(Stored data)

-------

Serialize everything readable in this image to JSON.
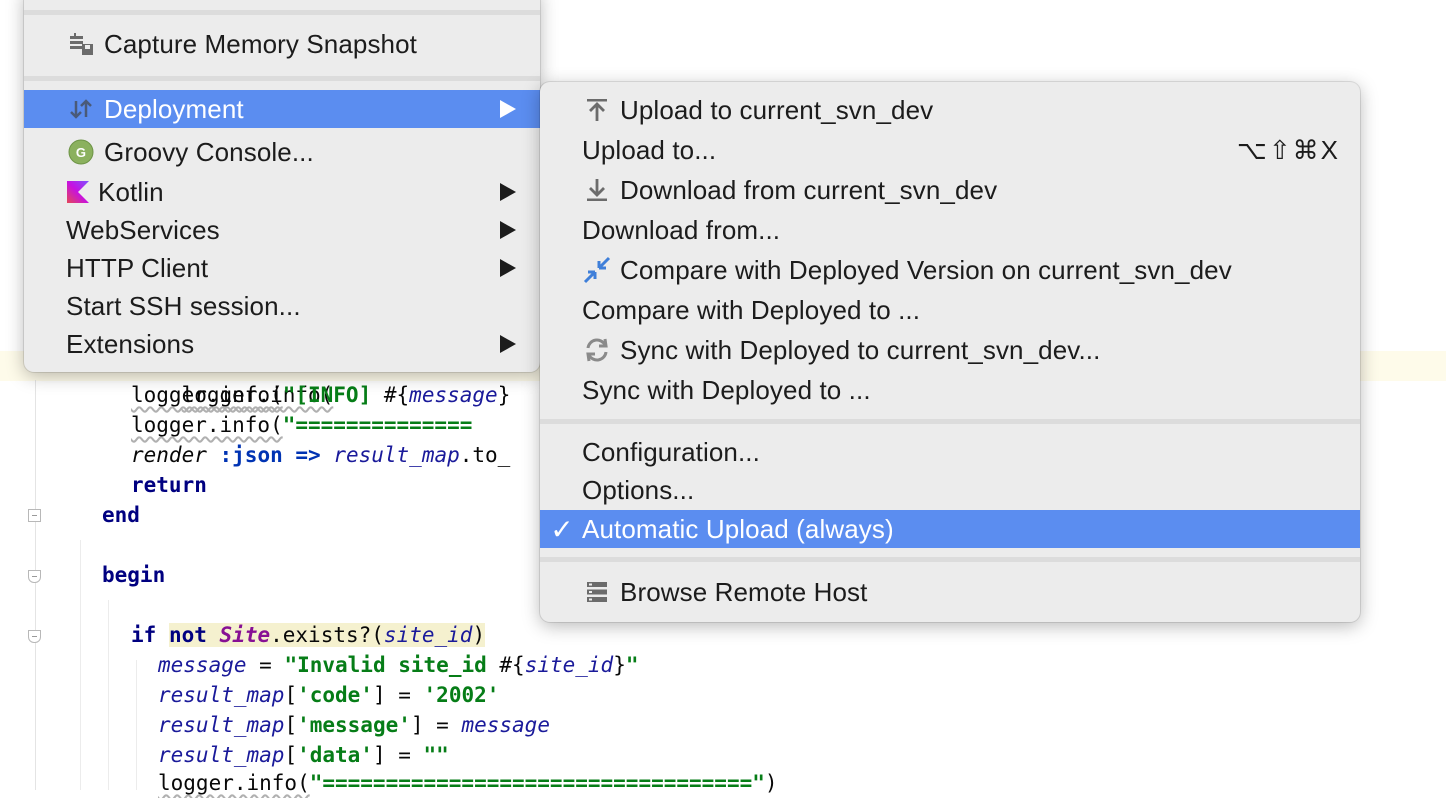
{
  "code": {
    "line_logger_partial": "logger.info(",
    "line2": {
      "fn": "logger.info(",
      "str": "\"[INFO] ",
      "interp_open": "#{",
      "var": "message",
      "interp_close": "}"
    },
    "line3": {
      "fn": "logger.info(",
      "str": "\"=============="
    },
    "line4": {
      "kw": "render",
      "sym": ":json",
      "op": " => ",
      "var": "result_map",
      "rest": ".to_"
    },
    "line5": {
      "kw": "return"
    },
    "line6": {
      "kw": "end"
    },
    "line7": {
      "kw": "begin"
    },
    "line8": {
      "if": "if",
      "not": "not",
      "cls": "Site",
      "call": ".exists?(",
      "var": "site_id",
      "close": ")"
    },
    "line9": {
      "var": "message",
      "eq": " = ",
      "str": "\"Invalid site_id ",
      "interp_open": "#{",
      "ivar": "site_id",
      "interp_close": "}",
      "str_end": "\""
    },
    "line10": {
      "var": "result_map",
      "open": "[",
      "key": "'code'",
      "close": "] = ",
      "val": "'2002'"
    },
    "line11": {
      "var": "result_map",
      "open": "[",
      "key": "'message'",
      "close": "] = ",
      "val": "message"
    },
    "line12": {
      "var": "result_map",
      "open": "[",
      "key": "'data'",
      "close": "] = ",
      "val": "\"\""
    },
    "line13": {
      "fn": "logger.info(",
      "str": "\"==================================\"",
      "close": ")"
    }
  },
  "main_menu": {
    "items": [
      {
        "label": "Capture Memory Snapshot",
        "icon": "memory-snapshot-icon"
      },
      {
        "label": "Deployment",
        "icon": "deployment-arrows-icon",
        "submenu": true,
        "selected": true
      },
      {
        "label": "Groovy Console...",
        "icon": "groovy-icon"
      },
      {
        "label": "Kotlin",
        "icon": "kotlin-icon",
        "submenu": true
      },
      {
        "label": "WebServices",
        "submenu": true
      },
      {
        "label": "HTTP Client",
        "submenu": true
      },
      {
        "label": "Start SSH session..."
      },
      {
        "label": "Extensions",
        "submenu": true
      }
    ]
  },
  "deployment_menu": {
    "items": [
      {
        "label": "Upload to current_svn_dev",
        "icon": "upload-icon"
      },
      {
        "label": "Upload to...",
        "shortcut": "⌥⇧⌘X"
      },
      {
        "label": "Download from current_svn_dev",
        "icon": "download-icon"
      },
      {
        "label": "Download from..."
      },
      {
        "label": "Compare with Deployed Version on current_svn_dev",
        "icon": "compare-icon"
      },
      {
        "label": "Compare with Deployed to ..."
      },
      {
        "label": "Sync with Deployed to current_svn_dev...",
        "icon": "sync-icon"
      },
      {
        "label": "Sync with Deployed to ..."
      },
      {
        "label": "Configuration..."
      },
      {
        "label": "Options..."
      },
      {
        "label": "Automatic Upload (always)",
        "checked": true,
        "check_mark": "✓",
        "selected": true
      },
      {
        "label": "Browse Remote Host",
        "icon": "remote-host-icon"
      }
    ]
  },
  "colors": {
    "selection": "#5b8df0",
    "menu_bg": "#ececec",
    "keyword": "#0033b3",
    "string": "#067d17"
  }
}
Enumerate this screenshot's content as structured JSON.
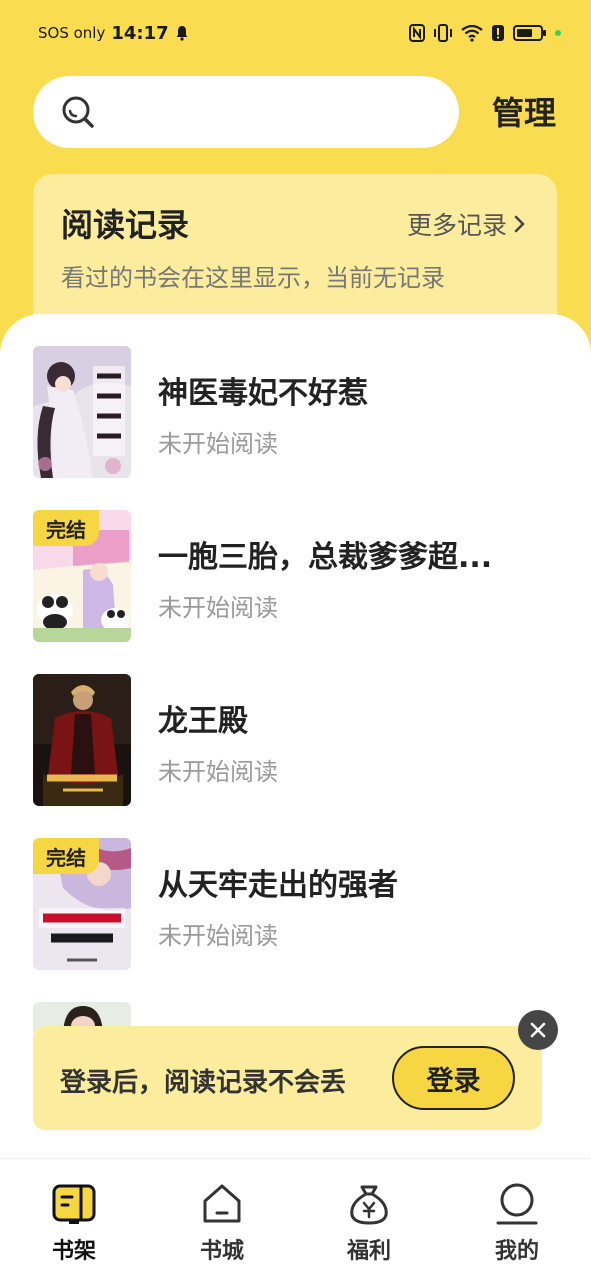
{
  "status_bar": {
    "carrier": "SOS only",
    "time": "14:17"
  },
  "search": {
    "placeholder": "",
    "manage_label": "管理"
  },
  "reading_record": {
    "title": "阅读记录",
    "more_label": "更多记录",
    "description": "看过的书会在这里显示，当前无记录"
  },
  "books": [
    {
      "title": "神医毒妃不好惹",
      "status": "未开始阅读",
      "badge": ""
    },
    {
      "title": "一胞三胎，总裁爹爹超...",
      "status": "未开始阅读",
      "badge": "完结"
    },
    {
      "title": "龙王殿",
      "status": "未开始阅读",
      "badge": ""
    },
    {
      "title": "从天牢走出的强者",
      "status": "未开始阅读",
      "badge": "完结"
    }
  ],
  "login_banner": {
    "text": "登录后，阅读记录不会丢",
    "button_label": "登录"
  },
  "bottom_nav": {
    "items": [
      {
        "label": "书架",
        "icon": "bookshelf-icon",
        "active": true
      },
      {
        "label": "书城",
        "icon": "bookstore-icon",
        "active": false
      },
      {
        "label": "福利",
        "icon": "money-bag-icon",
        "active": false
      },
      {
        "label": "我的",
        "icon": "profile-icon",
        "active": false
      }
    ]
  },
  "colors": {
    "accent_yellow": "#f9dc4f",
    "card_yellow": "#fbed9d",
    "badge_yellow": "#f6d642"
  }
}
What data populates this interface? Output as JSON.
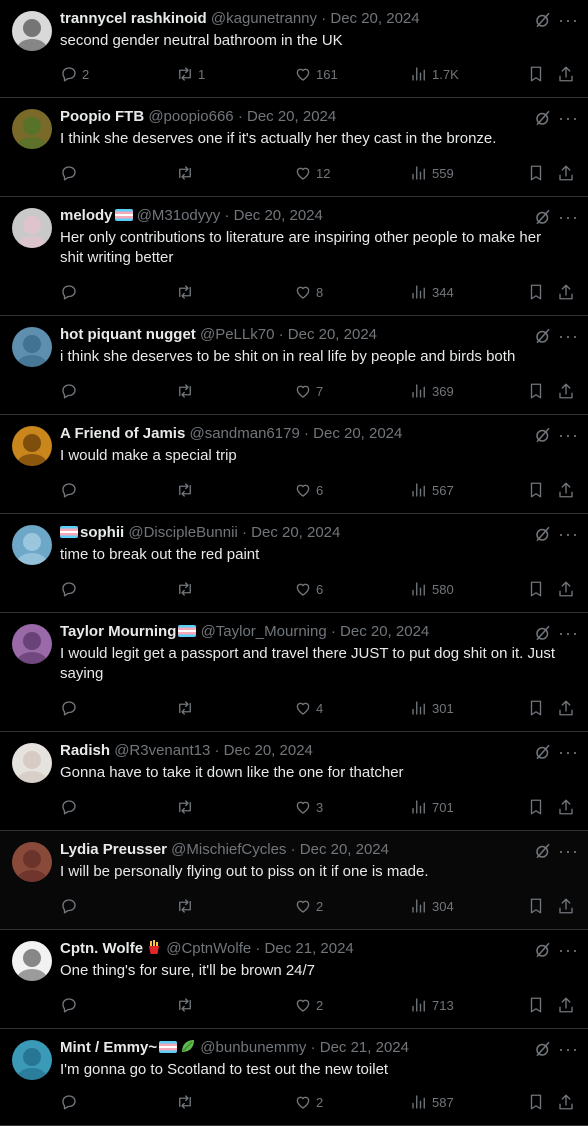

-------

_EXERCISE PROMPT_
Return to the listing above and set it down exactly, leaving out its pictures.

_ANSWER FOR THE TASK_
Serialize everything readable in this image to JSON.
{
  "code": {
    "line_logger_partial": "logger.info(",
    "line2": {
      "fn": "logger.info(",
      "str": "\"[INFO] ",
      "interp_open": "#{",
      "var": "message",
      "interp_close": "}"
    },
    "line3": {
      "fn": "logger.info(",
      "str": "\"=============="
    },
    "line4": {
      "kw": "render",
      "sym": ":json",
      "op": " => ",
      "var": "result_map",
      "rest": ".to_"
    },
    "line5": {
      "kw": "return"
    },
    "line6": {
      "kw": "end"
    },
    "line7": {
      "kw": "begin"
    },
    "line8": {
      "if": "if",
      "not": "not",
      "cls": "Site",
      "call": ".exists?(",
      "var": "site_id",
      "close": ")"
    },
    "line9": {
      "var": "message",
      "eq": " = ",
      "str": "\"Invalid site_id ",
      "interp_open": "#{",
      "ivar": "site_id",
      "interp_close": "}",
      "str_end": "\""
    },
    "line10": {
      "var": "result_map",
      "open": "[",
      "key": "'code'",
      "close": "] = ",
      "val": "'2002'"
    },
    "line11": {
      "var": "result_map",
      "open": "[",
      "key": "'message'",
      "close": "] = ",
      "val": "message"
    },
    "line12": {
      "var": "result_map",
      "open": "[",
      "key": "'data'",
      "close": "] = ",
      "val": "\"\""
    },
    "line13": {
      "fn": "logger.info(",
      "str": "\"==================================\"",
      "close": ")"
    }
  },
  "main_menu": {
    "items": [
      {
        "label": "Capture Memory Snapshot",
        "icon": "memory-snapshot-icon"
      },
      {
        "label": "Deployment",
        "icon": "deployment-arrows-icon",
        "submenu": true,
        "selected": true
      },
      {
        "label": "Groovy Console...",
        "icon": "groovy-icon"
      },
      {
        "label": "Kotlin",
        "icon": "kotlin-icon",
        "submenu": true
      },
      {
        "label": "WebServices",
        "submenu": true
      },
      {
        "label": "HTTP Client",
        "submenu": true
      },
      {
        "label": "Start SSH session..."
      },
      {
        "label": "Extensions",
        "submenu": true
      }
    ]
  },
  "deployment_menu": {
    "items": [
      {
        "label": "Upload to current_svn_dev",
        "icon": "upload-icon"
      },
      {
        "label": "Upload to...",
        "shortcut": "⌥⇧⌘X"
      },
      {
        "label": "Download from current_svn_dev",
        "icon": "download-icon"
      },
      {
        "label": "Download from..."
      },
      {
        "label": "Compare with Deployed Version on current_svn_dev",
        "icon": "compare-icon"
      },
      {
        "label": "Compare with Deployed to ..."
      },
      {
        "label": "Sync with Deployed to current_svn_dev...",
        "icon": "sync-icon"
      },
      {
        "label": "Sync with Deployed to ..."
      },
      {
        "label": "Configuration..."
      },
      {
        "label": "Options..."
      },
      {
        "label": "Automatic Upload (always)",
        "checked": true,
        "check_mark": "✓",
        "selected": true
      },
      {
        "label": "Browse Remote Host",
        "icon": "remote-host-icon"
      }
    ]
  },
  "colors": {
    "selection": "#5b8df0",
    "menu_bg": "#ececec",
    "keyword": "#0033b3",
    "string": "#067d17"
  }
}
Enumerate this screenshot's content as structured JSON.
{
  "status_bar": {
    "carrier": "SOS only",
    "time": "14:17"
  },
  "search": {
    "placeholder": "",
    "manage_label": "管理"
  },
  "reading_record": {
    "title": "阅读记录",
    "more_label": "更多记录",
    "description": "看过的书会在这里显示，当前无记录"
  },
  "books": [
    {
      "title": "神医毒妃不好惹",
      "status": "未开始阅读",
      "badge": ""
    },
    {
      "title": "一胞三胎，总裁爹爹超...",
      "status": "未开始阅读",
      "badge": "完结"
    },
    {
      "title": "龙王殿",
      "status": "未开始阅读",
      "badge": ""
    },
    {
      "title": "从天牢走出的强者",
      "status": "未开始阅读",
      "badge": "完结"
    }
  ],
  "login_banner": {
    "text": "登录后，阅读记录不会丢",
    "button_label": "登录"
  },
  "bottom_nav": {
    "items": [
      {
        "label": "书架",
        "icon": "bookshelf-icon",
        "active": true
      },
      {
        "label": "书城",
        "icon": "bookstore-icon",
        "active": false
      },
      {
        "label": "福利",
        "icon": "money-bag-icon",
        "active": false
      },
      {
        "label": "我的",
        "icon": "profile-icon",
        "active": false
      }
    ]
  },
  "colors": {
    "accent_yellow": "#f9dc4f",
    "card_yellow": "#fbed9d",
    "badge_yellow": "#f6d642"
  }
}
What data populates this interface? Output as JSON.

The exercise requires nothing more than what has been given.